* TASK OBJECTIVE: Each entry below is to be printed verbatim.

* RECORDS:
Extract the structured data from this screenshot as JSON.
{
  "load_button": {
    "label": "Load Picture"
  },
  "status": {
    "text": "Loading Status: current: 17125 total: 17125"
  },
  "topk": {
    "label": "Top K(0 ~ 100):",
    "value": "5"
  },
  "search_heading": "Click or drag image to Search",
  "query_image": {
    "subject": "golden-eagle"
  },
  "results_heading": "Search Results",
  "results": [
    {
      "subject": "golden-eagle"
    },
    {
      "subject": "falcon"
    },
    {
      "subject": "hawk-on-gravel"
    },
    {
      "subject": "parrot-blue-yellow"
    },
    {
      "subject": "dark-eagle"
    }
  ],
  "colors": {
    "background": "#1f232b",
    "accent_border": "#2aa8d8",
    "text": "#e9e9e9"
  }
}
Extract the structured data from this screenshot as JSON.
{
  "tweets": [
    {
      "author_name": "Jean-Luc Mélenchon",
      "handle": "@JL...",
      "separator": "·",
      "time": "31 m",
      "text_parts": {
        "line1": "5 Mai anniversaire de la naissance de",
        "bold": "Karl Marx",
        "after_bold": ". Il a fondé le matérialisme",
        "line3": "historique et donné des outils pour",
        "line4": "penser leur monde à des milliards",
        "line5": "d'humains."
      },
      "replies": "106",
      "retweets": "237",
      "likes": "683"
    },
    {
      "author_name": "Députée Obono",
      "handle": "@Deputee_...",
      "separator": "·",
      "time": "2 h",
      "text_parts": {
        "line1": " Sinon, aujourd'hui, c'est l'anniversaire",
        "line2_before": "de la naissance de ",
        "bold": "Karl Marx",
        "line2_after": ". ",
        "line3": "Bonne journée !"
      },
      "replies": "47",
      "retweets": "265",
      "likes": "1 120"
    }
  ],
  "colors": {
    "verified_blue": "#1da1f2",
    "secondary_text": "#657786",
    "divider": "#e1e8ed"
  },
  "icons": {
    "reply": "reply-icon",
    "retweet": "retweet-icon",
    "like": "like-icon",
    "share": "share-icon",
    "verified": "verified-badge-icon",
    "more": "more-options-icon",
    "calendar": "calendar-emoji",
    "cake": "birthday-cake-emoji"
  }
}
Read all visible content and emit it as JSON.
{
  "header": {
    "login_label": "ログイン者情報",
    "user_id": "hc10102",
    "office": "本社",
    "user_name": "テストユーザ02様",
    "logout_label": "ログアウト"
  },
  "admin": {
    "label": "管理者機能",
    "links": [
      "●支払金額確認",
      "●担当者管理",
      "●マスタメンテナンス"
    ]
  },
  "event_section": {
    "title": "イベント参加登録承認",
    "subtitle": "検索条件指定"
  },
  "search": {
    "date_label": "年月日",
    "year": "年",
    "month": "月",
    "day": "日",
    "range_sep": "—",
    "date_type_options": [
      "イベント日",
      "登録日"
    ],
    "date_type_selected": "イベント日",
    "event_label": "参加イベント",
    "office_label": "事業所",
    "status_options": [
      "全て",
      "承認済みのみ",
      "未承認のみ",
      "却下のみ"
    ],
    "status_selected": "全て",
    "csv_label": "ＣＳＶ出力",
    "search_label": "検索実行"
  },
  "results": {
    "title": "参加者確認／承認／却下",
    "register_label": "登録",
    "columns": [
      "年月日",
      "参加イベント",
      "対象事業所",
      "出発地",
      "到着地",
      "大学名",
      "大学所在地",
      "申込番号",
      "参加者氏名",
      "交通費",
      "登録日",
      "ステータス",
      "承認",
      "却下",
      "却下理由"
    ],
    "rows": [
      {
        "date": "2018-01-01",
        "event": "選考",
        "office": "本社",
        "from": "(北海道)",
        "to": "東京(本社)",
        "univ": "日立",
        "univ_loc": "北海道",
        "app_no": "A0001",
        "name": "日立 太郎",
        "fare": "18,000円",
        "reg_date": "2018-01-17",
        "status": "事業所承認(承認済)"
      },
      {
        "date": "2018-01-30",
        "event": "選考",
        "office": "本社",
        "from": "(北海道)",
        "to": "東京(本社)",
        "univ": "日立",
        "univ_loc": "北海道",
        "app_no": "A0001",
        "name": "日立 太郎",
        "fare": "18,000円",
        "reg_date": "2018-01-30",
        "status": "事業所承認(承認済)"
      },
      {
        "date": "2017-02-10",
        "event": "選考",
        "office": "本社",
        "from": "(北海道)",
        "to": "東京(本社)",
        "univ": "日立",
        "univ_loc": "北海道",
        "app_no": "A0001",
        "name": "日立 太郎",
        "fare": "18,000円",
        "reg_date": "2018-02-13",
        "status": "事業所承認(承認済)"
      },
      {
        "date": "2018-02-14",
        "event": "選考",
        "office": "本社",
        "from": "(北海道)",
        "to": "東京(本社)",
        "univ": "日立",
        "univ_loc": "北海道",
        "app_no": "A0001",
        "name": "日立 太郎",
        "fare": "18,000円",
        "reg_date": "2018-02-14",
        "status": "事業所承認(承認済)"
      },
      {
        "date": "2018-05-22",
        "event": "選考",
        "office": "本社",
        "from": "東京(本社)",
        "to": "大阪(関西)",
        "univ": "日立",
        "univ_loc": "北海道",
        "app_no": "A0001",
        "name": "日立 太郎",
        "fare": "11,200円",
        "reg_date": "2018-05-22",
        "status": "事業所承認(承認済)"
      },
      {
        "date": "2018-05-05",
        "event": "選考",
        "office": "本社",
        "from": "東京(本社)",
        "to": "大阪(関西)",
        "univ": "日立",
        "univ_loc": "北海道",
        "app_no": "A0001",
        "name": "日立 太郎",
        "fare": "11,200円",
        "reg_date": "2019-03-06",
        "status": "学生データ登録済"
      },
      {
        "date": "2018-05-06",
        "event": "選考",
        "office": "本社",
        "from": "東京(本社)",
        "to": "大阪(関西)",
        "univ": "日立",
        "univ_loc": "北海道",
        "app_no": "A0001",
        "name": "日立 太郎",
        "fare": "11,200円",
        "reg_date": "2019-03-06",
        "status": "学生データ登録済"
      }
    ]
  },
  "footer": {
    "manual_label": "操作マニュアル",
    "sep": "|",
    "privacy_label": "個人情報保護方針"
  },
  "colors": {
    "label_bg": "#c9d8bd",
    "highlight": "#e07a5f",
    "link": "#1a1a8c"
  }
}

* ANSWER TO THIS PROBLEM:
Extract the structured data from this screenshot as JSON.
{
  "load_button": {
    "label": "Load Picture"
  },
  "status": {
    "text": "Loading Status: current: 17125 total: 17125"
  },
  "topk": {
    "label": "Top K(0 ~ 100):",
    "value": "5"
  },
  "search_heading": "Click or drag image to Search",
  "query_image": {
    "subject": "golden-eagle"
  },
  "results_heading": "Search Results",
  "results": [
    {
      "subject": "golden-eagle"
    },
    {
      "subject": "falcon"
    },
    {
      "subject": "hawk-on-gravel"
    },
    {
      "subject": "parrot-blue-yellow"
    },
    {
      "subject": "dark-eagle"
    }
  ],
  "colors": {
    "background": "#1f232b",
    "accent_border": "#2aa8d8",
    "text": "#e9e9e9"
  }
}
Extract the structured data from this screenshot as JSON.
{
  "tweets": [
    {
      "author_name": "Jean-Luc Mélenchon",
      "handle": "@JL...",
      "separator": "·",
      "time": "31 m",
      "text_parts": {
        "line1": "5 Mai anniversaire de la naissance de",
        "bold": "Karl Marx",
        "after_bold": ". Il a fondé le matérialisme",
        "line3": "historique et donné des outils pour",
        "line4": "penser leur monde à des milliards",
        "line5": "d'humains."
      },
      "replies": "106",
      "retweets": "237",
      "likes": "683"
    },
    {
      "author_name": "Députée Obono",
      "handle": "@Deputee_...",
      "separator": "·",
      "time": "2 h",
      "text_parts": {
        "line1": " Sinon, aujourd'hui, c'est l'anniversaire",
        "line2_before": "de la naissance de ",
        "bold": "Karl Marx",
        "line2_after": ". ",
        "line3": "Bonne journée !"
      },
      "replies": "47",
      "retweets": "265",
      "likes": "1 120"
    }
  ],
  "colors": {
    "verified_blue": "#1da1f2",
    "secondary_text": "#657786",
    "divider": "#e1e8ed"
  },
  "icons": {
    "reply": "reply-icon",
    "retweet": "retweet-icon",
    "like": "like-icon",
    "share": "share-icon",
    "verified": "verified-badge-icon",
    "more": "more-options-icon",
    "calendar": "calendar-emoji",
    "cake": "birthday-cake-emoji"
  }
}
Read all visible content and emit it as JSON.
{
  "header": {
    "login_label": "ログイン者情報",
    "user_id": "hc10102",
    "office": "本社",
    "user_name": "テストユーザ02様",
    "logout_label": "ログアウト"
  },
  "admin": {
    "label": "管理者機能",
    "links": [
      "●支払金額確認",
      "●担当者管理",
      "●マスタメンテナンス"
    ]
  },
  "event_section": {
    "title": "イベント参加登録承認",
    "subtitle": "検索条件指定"
  },
  "search": {
    "date_label": "年月日",
    "year": "年",
    "month": "月",
    "day": "日",
    "range_sep": "—",
    "date_type_options": [
      "イベント日",
      "登録日"
    ],
    "date_type_selected": "イベント日",
    "event_label": "参加イベント",
    "office_label": "事業所",
    "status_options": [
      "全て",
      "承認済みのみ",
      "未承認のみ",
      "却下のみ"
    ],
    "status_selected": "全て",
    "csv_label": "ＣＳＶ出力",
    "search_label": "検索実行"
  },
  "results": {
    "title": "参加者確認／承認／却下",
    "register_label": "登録",
    "columns": [
      "年月日",
      "参加イベント",
      "対象事業所",
      "出発地",
      "到着地",
      "大学名",
      "大学所在地",
      "申込番号",
      "参加者氏名",
      "交通費",
      "登録日",
      "ステータス",
      "承認",
      "却下",
      "却下理由"
    ],
    "rows": [
      {
        "date": "2018-01-01",
        "event": "選考",
        "office": "本社",
        "from": "(北海道)",
        "to": "東京(本社)",
        "univ": "日立",
        "univ_loc": "北海道",
        "app_no": "A0001",
        "name": "日立 太郎",
        "fare": "18,000円",
        "reg_date": "2018-01-17",
        "status": "事業所承認(承認済)"
      },
      {
        "date": "2018-01-30",
        "event": "選考",
        "office": "本社",
        "from": "(北海道)",
        "to": "東京(本社)",
        "univ": "日立",
        "univ_loc": "北海道",
        "app_no": "A0001",
        "name": "日立 太郎",
        "fare": "18,000円",
        "reg_date": "2018-01-30",
        "status": "事業所承認(承認済)"
      },
      {
        "date": "2017-02-10",
        "event": "選考",
        "office": "本社",
        "from": "(北海道)",
        "to": "東京(本社)",
        "univ": "日立",
        "univ_loc": "北海道",
        "app_no": "A0001",
        "name": "日立 太郎",
        "fare": "18,000円",
        "reg_date": "2018-02-13",
        "status": "事業所承認(承認済)"
      },
      {
        "date": "2018-02-14",
        "event": "選考",
        "office": "本社",
        "from": "(北海道)",
        "to": "東京(本社)",
        "univ": "日立",
        "univ_loc": "北海道",
        "app_no": "A0001",
        "name": "日立 太郎",
        "fare": "18,000円",
        "reg_date": "2018-02-14",
        "status": "事業所承認(承認済)"
      },
      {
        "date": "2018-05-22",
        "event": "選考",
        "office": "本社",
        "from": "東京(本社)",
        "to": "大阪(関西)",
        "univ": "日立",
        "univ_loc": "北海道",
        "app_no": "A0001",
        "name": "日立 太郎",
        "fare": "11,200円",
        "reg_date": "2018-05-22",
        "status": "事業所承認(承認済)"
      },
      {
        "date": "2018-05-05",
        "event": "選考",
        "office": "本社",
        "from": "東京(本社)",
        "to": "大阪(関西)",
        "univ": "日立",
        "univ_loc": "北海道",
        "app_no": "A0001",
        "name": "日立 太郎",
        "fare": "11,200円",
        "reg_date": "2019-03-06",
        "status": "学生データ登録済"
      },
      {
        "date": "2018-05-06",
        "event": "選考",
        "office": "本社",
        "from": "東京(本社)",
        "to": "大阪(関西)",
        "univ": "日立",
        "univ_loc": "北海道",
        "app_no": "A0001",
        "name": "日立 太郎",
        "fare": "11,200円",
        "reg_date": "2019-03-06",
        "status": "学生データ登録済"
      }
    ]
  },
  "footer": {
    "manual_label": "操作マニュアル",
    "sep": "|",
    "privacy_label": "個人情報保護方針"
  },
  "colors": {
    "label_bg": "#c9d8bd",
    "highlight": "#e07a5f",
    "link": "#1a1a8c"
  }
}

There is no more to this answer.